ZU ERLEDIGENDE AUFGABEN
1. Gib aus der Presseschau den Abschnitt von „11.04.2014. Ukrainische Künstler“ bis einschließlich „vergisst Christian Jost.“ wortgetreu wieder.
2. Führe die Presseschau im Anschluss an ihren letzten Satz fort.

11.04.2014. Ukrainische Künstler haben es geahnt: Im Wiener Künstlerhaus kann man's sehen, schreibt die Presse. Die Welt begibt sich auf die Spuren eines filmhistorischen Fakes im Internet: Ist Kinderstar Loni Nest aus dem Stummfilmklassiker "Golem" wirklich erst jetzt gestorben? Die Feuilletons sind ganz begeistert von Jan Delays Wende zum Rock. In der SZ erklärt Karl Ove Knausgård seinen Kampf für abgeschlossen. Die FAZ feiert und vergisst Christian Jost.
Kunst, 11.04.2014

Das Wiener Künstlerhaus zeigt eine ganz aktuelle
Ausstellung mit
Revolutionskunst aus der Ukraine, kuratiert von zwei Ukrainern. Almuth Spiegler
schreibt in der Presse: "
Künstler mit Vorahnung finden sich nach Katastrophen immer:
Myroslav Vayda etwa, der schon vor Beginn der Unruhen einen 'Wald' aus rauchenden Autoreifentürmen baute. Ein anderer Künstler baute schon zuvor das Modell eines mittelalterlich anmutendes
Katapults, das letztendlich in Originalgröße tatsächlich eingesetzt wurde." (Das Bild zeigt das Plakat der Ausstellung mit dem Titel "I'm a Drop in the Ocean".)

BEREITGESTELLTE ANGABEN
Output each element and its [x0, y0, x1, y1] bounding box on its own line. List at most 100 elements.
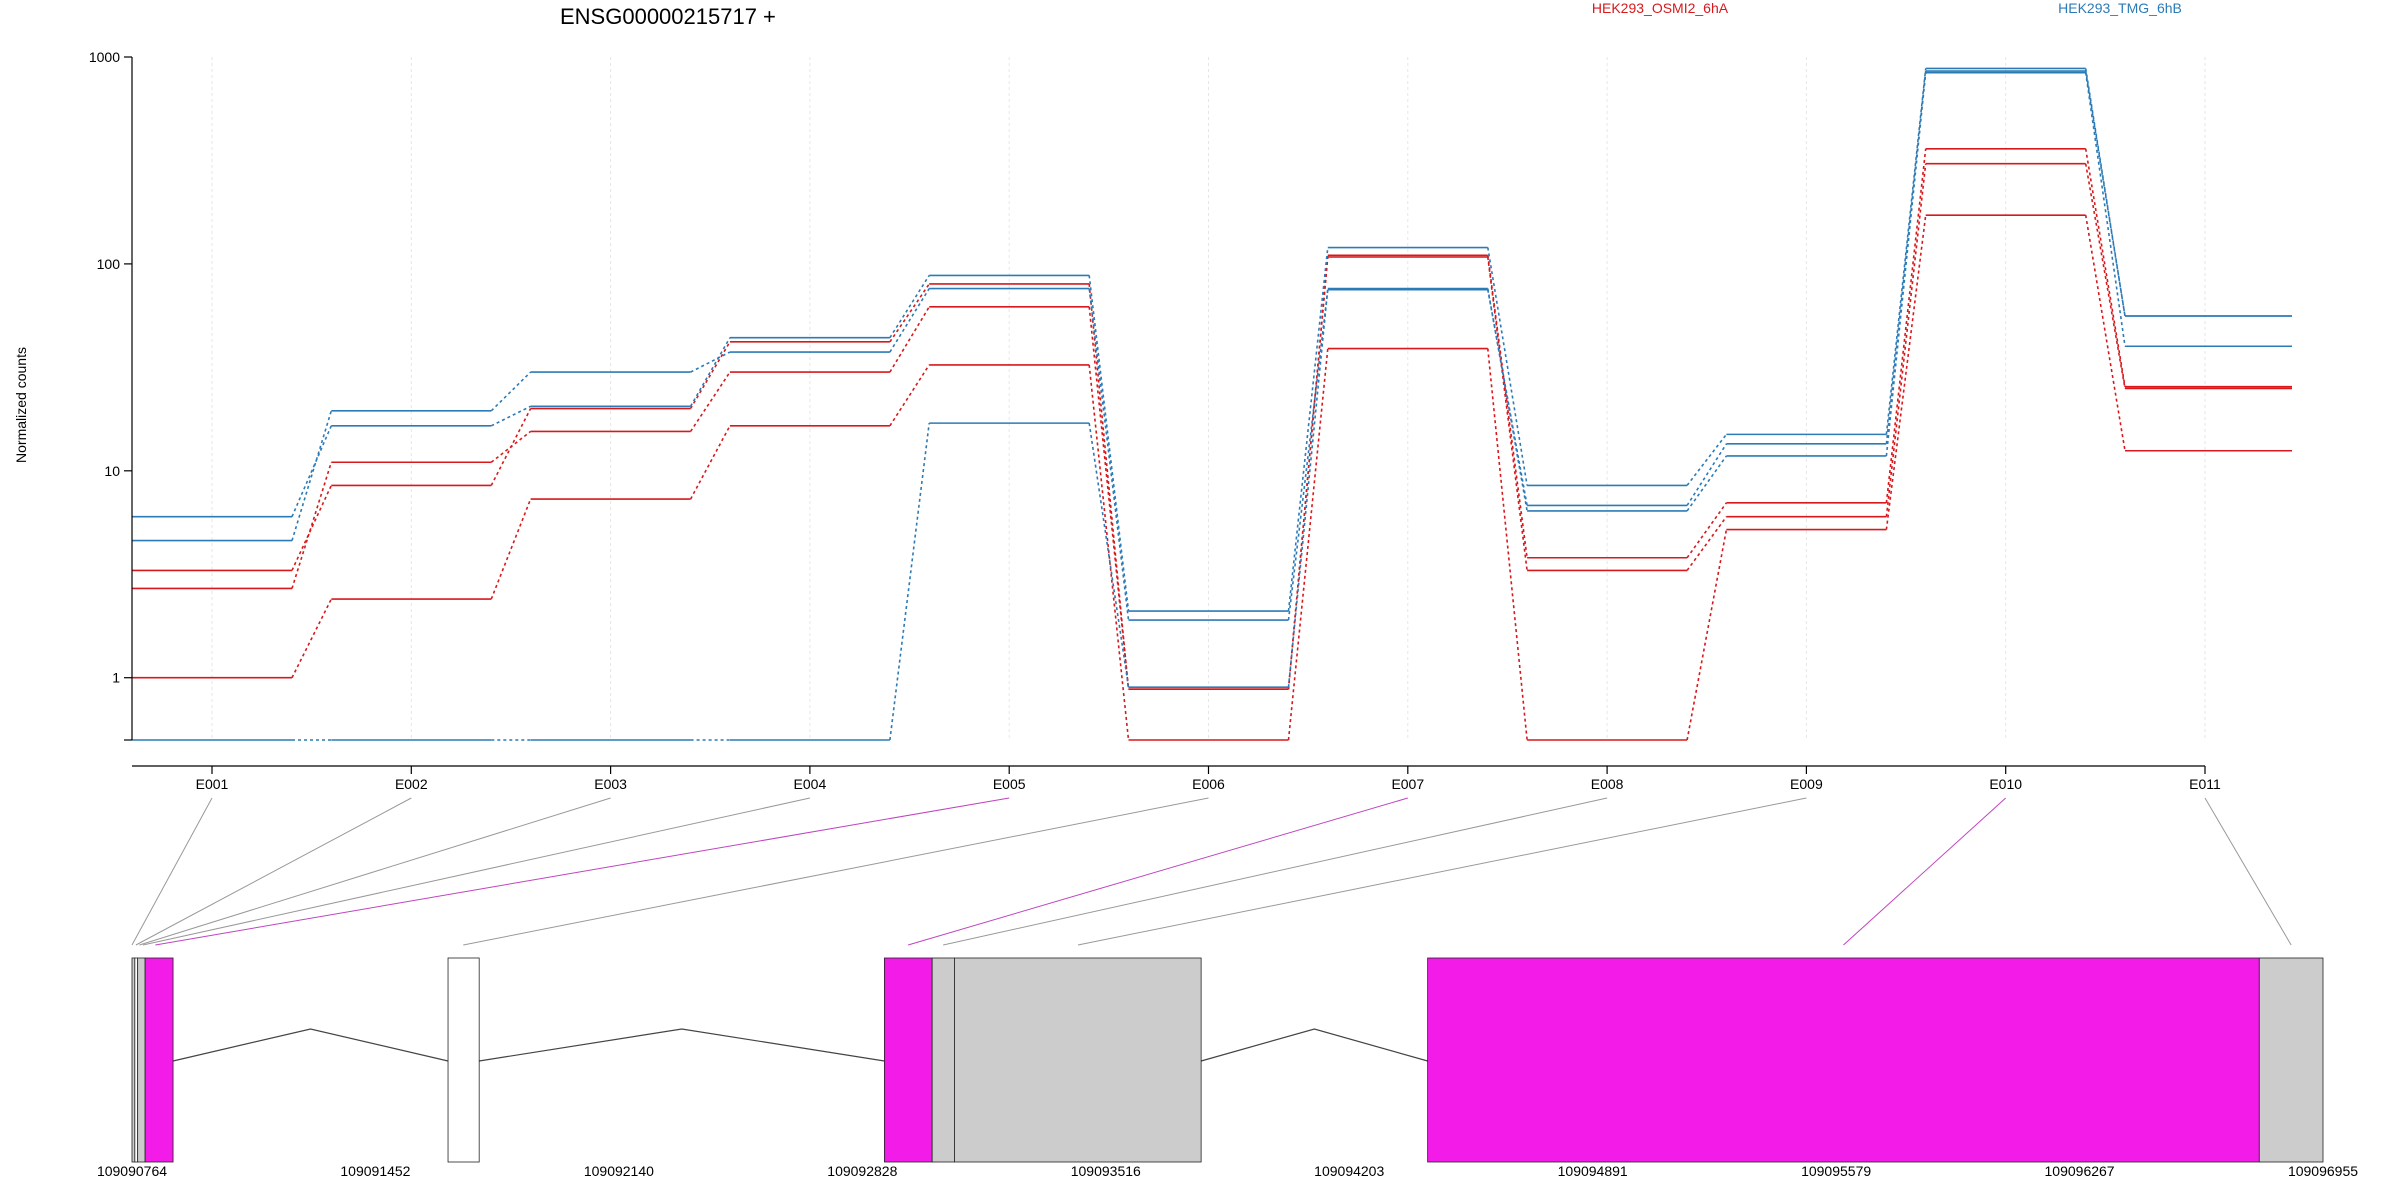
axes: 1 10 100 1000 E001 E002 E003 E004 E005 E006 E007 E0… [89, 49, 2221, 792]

AUFGABENLÖSUNGEN
1.
11.04.2014. Ukrainische Künstler haben es geahnt: Im Wiener Künstlerhaus kann man's sehen, schreibt die Presse. Die Welt begibt sich auf die Spuren eines filmhistorischen Fakes im Internet: Ist Kinderstar Loni Nest aus dem Stummfilmklassiker "Golem" wirklich erst jetzt gestorben? Die Feuilletons sind ganz begeistert von Jan Delays Wende zum Rock. In der SZ erklärt Karl Ove Knausgård seinen Kampf für abgeschlossen. Die FAZ feiert und vergisst Christian Jost.

2.
Bereits zum dritten Mal findet in
Kairo das im Zuge der ägyptischen Revolution begründete
Downtown Contemporary Art Festival statt. In der
SZ zeichnet Jürgen Berger ein Stimmungsbild der Situation in der Stadt. Diese ist zwar angespannt und chaotisch, doch Resignation kann er wenigstens unter den versammelten Künstlern nicht ausmachen. "Im Gegenteil. Kairos unabhängige Künstler üben die
Kunst der Vernetzung und verlassen sich weitgehend auf sich selbst. 'Sie könnten jederzeit unsere Räume schließen, also sind wir auf die Solidarität der gesamten Kulturszene angewiesen', sagt Hana el Bayaty. Sie ist die stellvertretende Leiterin eines Filmzentrums. ... Es nennt sich 'Cimathek'. Die gestrichene Silbe deutet an, was am meisten fehlt:
staatliche Unterstützung."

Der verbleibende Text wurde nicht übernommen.